Job: Repeat the lines of the listing below exactly, starting at the line that contains "Convert this screenshot" and running through the last line, both included, and only those.

Input records:
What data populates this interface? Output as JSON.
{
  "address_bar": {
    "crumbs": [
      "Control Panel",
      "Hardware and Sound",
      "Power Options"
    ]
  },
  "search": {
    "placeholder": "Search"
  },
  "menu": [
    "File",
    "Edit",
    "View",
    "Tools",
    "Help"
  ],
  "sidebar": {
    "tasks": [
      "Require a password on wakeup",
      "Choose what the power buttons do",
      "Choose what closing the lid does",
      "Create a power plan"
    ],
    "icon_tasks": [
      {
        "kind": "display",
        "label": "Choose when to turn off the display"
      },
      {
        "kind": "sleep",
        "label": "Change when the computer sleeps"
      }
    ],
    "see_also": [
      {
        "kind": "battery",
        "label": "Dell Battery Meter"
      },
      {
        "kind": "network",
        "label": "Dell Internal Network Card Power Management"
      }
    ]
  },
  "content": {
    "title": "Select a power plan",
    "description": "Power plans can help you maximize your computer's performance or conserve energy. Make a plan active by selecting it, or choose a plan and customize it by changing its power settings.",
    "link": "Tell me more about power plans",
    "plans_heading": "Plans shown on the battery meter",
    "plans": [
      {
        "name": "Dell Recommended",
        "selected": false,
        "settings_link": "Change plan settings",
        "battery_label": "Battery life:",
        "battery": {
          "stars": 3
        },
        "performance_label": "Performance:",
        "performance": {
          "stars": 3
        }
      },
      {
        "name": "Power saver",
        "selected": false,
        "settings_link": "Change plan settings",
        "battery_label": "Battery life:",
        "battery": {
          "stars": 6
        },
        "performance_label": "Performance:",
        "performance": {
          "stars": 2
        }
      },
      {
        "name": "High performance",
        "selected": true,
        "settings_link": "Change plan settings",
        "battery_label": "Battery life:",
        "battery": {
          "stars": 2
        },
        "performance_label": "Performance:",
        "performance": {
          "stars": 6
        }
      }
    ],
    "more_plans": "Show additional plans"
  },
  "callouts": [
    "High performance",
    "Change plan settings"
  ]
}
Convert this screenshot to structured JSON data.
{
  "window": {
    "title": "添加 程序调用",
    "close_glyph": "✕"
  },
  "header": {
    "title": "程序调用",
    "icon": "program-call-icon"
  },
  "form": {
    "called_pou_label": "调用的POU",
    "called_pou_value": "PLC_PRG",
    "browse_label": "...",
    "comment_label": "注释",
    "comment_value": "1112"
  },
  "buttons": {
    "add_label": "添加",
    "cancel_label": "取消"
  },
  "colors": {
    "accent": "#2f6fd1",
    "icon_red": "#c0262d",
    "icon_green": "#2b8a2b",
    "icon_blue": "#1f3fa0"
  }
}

The response:
Convert this screenshot to structured JSON data.
{
  "window": {
    "title": "添加 程序调用",
    "close_glyph": "✕"
  },
  "header": {
    "title": "程序调用",
    "icon": "program-call-icon"
  },
  "form": {
    "called_pou_label": "调用的POU",
    "called_pou_value": "PLC_PRG",
    "browse_label": "...",
    "comment_label": "注释",
    "comment_value": "1112"
  },
  "buttons": {
    "add_label": "添加",
    "cancel_label": "取消"
  },
  "colors": {
    "accent": "#2f6fd1",
    "icon_red": "#c0262d",
    "icon_green": "#2b8a2b",
    "icon_blue": "#1f3fa0"
  }
}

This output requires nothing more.